* start *

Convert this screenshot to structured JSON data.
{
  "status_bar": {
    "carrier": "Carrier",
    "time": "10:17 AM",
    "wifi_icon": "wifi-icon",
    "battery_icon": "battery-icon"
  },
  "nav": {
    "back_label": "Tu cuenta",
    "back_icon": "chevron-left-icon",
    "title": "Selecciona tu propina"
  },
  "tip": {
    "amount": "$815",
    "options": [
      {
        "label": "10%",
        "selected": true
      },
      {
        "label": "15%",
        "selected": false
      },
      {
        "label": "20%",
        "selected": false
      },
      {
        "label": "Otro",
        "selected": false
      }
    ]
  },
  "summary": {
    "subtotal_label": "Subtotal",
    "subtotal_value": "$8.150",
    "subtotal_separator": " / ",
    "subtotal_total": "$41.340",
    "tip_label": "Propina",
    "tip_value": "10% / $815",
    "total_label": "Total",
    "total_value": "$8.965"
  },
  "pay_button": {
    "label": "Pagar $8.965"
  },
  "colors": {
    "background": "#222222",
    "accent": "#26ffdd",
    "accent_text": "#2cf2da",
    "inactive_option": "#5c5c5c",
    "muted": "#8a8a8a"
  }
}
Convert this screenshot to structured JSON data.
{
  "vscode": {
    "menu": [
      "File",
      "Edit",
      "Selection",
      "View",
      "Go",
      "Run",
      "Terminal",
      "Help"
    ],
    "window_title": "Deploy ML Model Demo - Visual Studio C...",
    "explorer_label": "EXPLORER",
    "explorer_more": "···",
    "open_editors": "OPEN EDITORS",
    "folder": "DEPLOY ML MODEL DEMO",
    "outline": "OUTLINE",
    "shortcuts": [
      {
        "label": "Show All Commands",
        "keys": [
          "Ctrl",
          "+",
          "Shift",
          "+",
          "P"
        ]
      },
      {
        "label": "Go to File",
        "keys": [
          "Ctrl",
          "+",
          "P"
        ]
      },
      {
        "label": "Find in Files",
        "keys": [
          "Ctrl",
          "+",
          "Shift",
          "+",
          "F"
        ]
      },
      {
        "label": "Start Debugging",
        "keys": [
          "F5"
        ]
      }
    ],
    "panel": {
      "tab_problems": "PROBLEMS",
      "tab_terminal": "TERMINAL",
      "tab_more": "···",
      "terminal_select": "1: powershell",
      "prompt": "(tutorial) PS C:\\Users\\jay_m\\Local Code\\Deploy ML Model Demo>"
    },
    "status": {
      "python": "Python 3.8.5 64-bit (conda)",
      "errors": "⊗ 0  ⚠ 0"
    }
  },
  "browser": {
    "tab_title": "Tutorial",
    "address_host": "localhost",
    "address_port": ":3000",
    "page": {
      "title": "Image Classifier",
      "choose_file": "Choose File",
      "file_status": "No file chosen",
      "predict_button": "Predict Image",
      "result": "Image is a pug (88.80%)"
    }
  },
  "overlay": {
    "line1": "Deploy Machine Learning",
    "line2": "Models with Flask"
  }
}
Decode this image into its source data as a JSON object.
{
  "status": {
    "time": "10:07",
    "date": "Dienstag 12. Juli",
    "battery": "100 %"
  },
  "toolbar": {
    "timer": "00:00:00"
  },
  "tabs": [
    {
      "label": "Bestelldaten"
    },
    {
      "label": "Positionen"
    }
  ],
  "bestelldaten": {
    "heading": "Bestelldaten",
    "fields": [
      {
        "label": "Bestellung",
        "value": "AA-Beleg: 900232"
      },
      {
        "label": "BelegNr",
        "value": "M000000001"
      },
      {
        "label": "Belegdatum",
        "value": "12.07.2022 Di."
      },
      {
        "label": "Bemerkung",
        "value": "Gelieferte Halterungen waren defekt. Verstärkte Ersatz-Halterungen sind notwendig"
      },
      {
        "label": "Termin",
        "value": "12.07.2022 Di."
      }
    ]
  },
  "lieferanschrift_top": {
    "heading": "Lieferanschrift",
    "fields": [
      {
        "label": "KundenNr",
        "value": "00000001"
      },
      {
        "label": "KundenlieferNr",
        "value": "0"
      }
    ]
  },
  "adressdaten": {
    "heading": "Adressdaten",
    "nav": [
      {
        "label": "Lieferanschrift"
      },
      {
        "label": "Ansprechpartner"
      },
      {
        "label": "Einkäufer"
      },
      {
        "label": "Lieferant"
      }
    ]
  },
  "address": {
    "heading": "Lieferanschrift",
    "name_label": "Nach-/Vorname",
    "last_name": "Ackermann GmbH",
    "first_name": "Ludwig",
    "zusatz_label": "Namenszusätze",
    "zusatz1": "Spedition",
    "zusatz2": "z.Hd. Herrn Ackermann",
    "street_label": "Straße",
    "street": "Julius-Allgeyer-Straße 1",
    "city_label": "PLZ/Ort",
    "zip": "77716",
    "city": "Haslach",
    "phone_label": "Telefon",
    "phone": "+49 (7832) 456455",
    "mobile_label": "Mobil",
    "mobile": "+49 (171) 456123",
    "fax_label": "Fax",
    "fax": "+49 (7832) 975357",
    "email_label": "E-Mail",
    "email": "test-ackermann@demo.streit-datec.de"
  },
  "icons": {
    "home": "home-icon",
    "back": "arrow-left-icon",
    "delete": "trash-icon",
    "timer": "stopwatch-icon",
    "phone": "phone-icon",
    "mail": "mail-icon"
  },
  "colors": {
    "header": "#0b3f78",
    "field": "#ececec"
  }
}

* end *

## [YOUR TASK]
Please restate the data word for word, every record included.

## [COMPLETE OUTPUT]
Convert this screenshot to structured JSON data.
{
  "status_bar": {
    "carrier": "Carrier",
    "time": "10:17 AM",
    "wifi_icon": "wifi-icon",
    "battery_icon": "battery-icon"
  },
  "nav": {
    "back_label": "Tu cuenta",
    "back_icon": "chevron-left-icon",
    "title": "Selecciona tu propina"
  },
  "tip": {
    "amount": "$815",
    "options": [
      {
        "label": "10%",
        "selected": true
      },
      {
        "label": "15%",
        "selected": false
      },
      {
        "label": "20%",
        "selected": false
      },
      {
        "label": "Otro",
        "selected": false
      }
    ]
  },
  "summary": {
    "subtotal_label": "Subtotal",
    "subtotal_value": "$8.150",
    "subtotal_separator": " / ",
    "subtotal_total": "$41.340",
    "tip_label": "Propina",
    "tip_value": "10% / $815",
    "total_label": "Total",
    "total_value": "$8.965"
  },
  "pay_button": {
    "label": "Pagar $8.965"
  },
  "colors": {
    "background": "#222222",
    "accent": "#26ffdd",
    "accent_text": "#2cf2da",
    "inactive_option": "#5c5c5c",
    "muted": "#8a8a8a"
  }
}
Convert this screenshot to structured JSON data.
{
  "vscode": {
    "menu": [
      "File",
      "Edit",
      "Selection",
      "View",
      "Go",
      "Run",
      "Terminal",
      "Help"
    ],
    "window_title": "Deploy ML Model Demo - Visual Studio C...",
    "explorer_label": "EXPLORER",
    "explorer_more": "···",
    "open_editors": "OPEN EDITORS",
    "folder": "DEPLOY ML MODEL DEMO",
    "outline": "OUTLINE",
    "shortcuts": [
      {
        "label": "Show All Commands",
        "keys": [
          "Ctrl",
          "+",
          "Shift",
          "+",
          "P"
        ]
      },
      {
        "label": "Go to File",
        "keys": [
          "Ctrl",
          "+",
          "P"
        ]
      },
      {
        "label": "Find in Files",
        "keys": [
          "Ctrl",
          "+",
          "Shift",
          "+",
          "F"
        ]
      },
      {
        "label": "Start Debugging",
        "keys": [
          "F5"
        ]
      }
    ],
    "panel": {
      "tab_problems": "PROBLEMS",
      "tab_terminal": "TERMINAL",
      "tab_more": "···",
      "terminal_select": "1: powershell",
      "prompt": "(tutorial) PS C:\\Users\\jay_m\\Local Code\\Deploy ML Model Demo>"
    },
    "status": {
      "python": "Python 3.8.5 64-bit (conda)",
      "errors": "⊗ 0  ⚠ 0"
    }
  },
  "browser": {
    "tab_title": "Tutorial",
    "address_host": "localhost",
    "address_port": ":3000",
    "page": {
      "title": "Image Classifier",
      "choose_file": "Choose File",
      "file_status": "No file chosen",
      "predict_button": "Predict Image",
      "result": "Image is a pug (88.80%)"
    }
  },
  "overlay": {
    "line1": "Deploy Machine Learning",
    "line2": "Models with Flask"
  }
}
Decode this image into its source data as a JSON object.
{
  "status": {
    "time": "10:07",
    "date": "Dienstag 12. Juli",
    "battery": "100 %"
  },
  "toolbar": {
    "timer": "00:00:00"
  },
  "tabs": [
    {
      "label": "Bestelldaten"
    },
    {
      "label": "Positionen"
    }
  ],
  "bestelldaten": {
    "heading": "Bestelldaten",
    "fields": [
      {
        "label": "Bestellung",
        "value": "AA-Beleg: 900232"
      },
      {
        "label": "BelegNr",
        "value": "M000000001"
      },
      {
        "label": "Belegdatum",
        "value": "12.07.2022 Di."
      },
      {
        "label": "Bemerkung",
        "value": "Gelieferte Halterungen waren defekt. Verstärkte Ersatz-Halterungen sind notwendig"
      },
      {
        "label": "Termin",
        "value": "12.07.2022 Di."
      }
    ]
  },
  "lieferanschrift_top": {
    "heading": "Lieferanschrift",
    "fields": [
      {
        "label": "KundenNr",
        "value": "00000001"
      },
      {
        "label": "KundenlieferNr",
        "value": "0"
      }
    ]
  },
  "adressdaten": {
    "heading": "Adressdaten",
    "nav": [
      {
        "label": "Lieferanschrift"
      },
      {
        "label": "Ansprechpartner"
      },
      {
        "label": "Einkäufer"
      },
      {
        "label": "Lieferant"
      }
    ]
  },
  "address": {
    "heading": "Lieferanschrift",
    "name_label": "Nach-/Vorname",
    "last_name": "Ackermann GmbH",
    "first_name": "Ludwig",
    "zusatz_label": "Namenszusätze",
    "zusatz1": "Spedition",
    "zusatz2": "z.Hd. Herrn Ackermann",
    "street_label": "Straße",
    "street": "Julius-Allgeyer-Straße 1",
    "city_label": "PLZ/Ort",
    "zip": "77716",
    "city": "Haslach",
    "phone_label": "Telefon",
    "phone": "+49 (7832) 456455",
    "mobile_label": "Mobil",
    "mobile": "+49 (171) 456123",
    "fax_label": "Fax",
    "fax": "+49 (7832) 975357",
    "email_label": "E-Mail",
    "email": "test-ackermann@demo.streit-datec.de"
  },
  "icons": {
    "home": "home-icon",
    "back": "arrow-left-icon",
    "delete": "trash-icon",
    "timer": "stopwatch-icon",
    "phone": "phone-icon",
    "mail": "mail-icon"
  },
  "colors": {
    "header": "#0b3f78",
    "field": "#ececec"
  }
}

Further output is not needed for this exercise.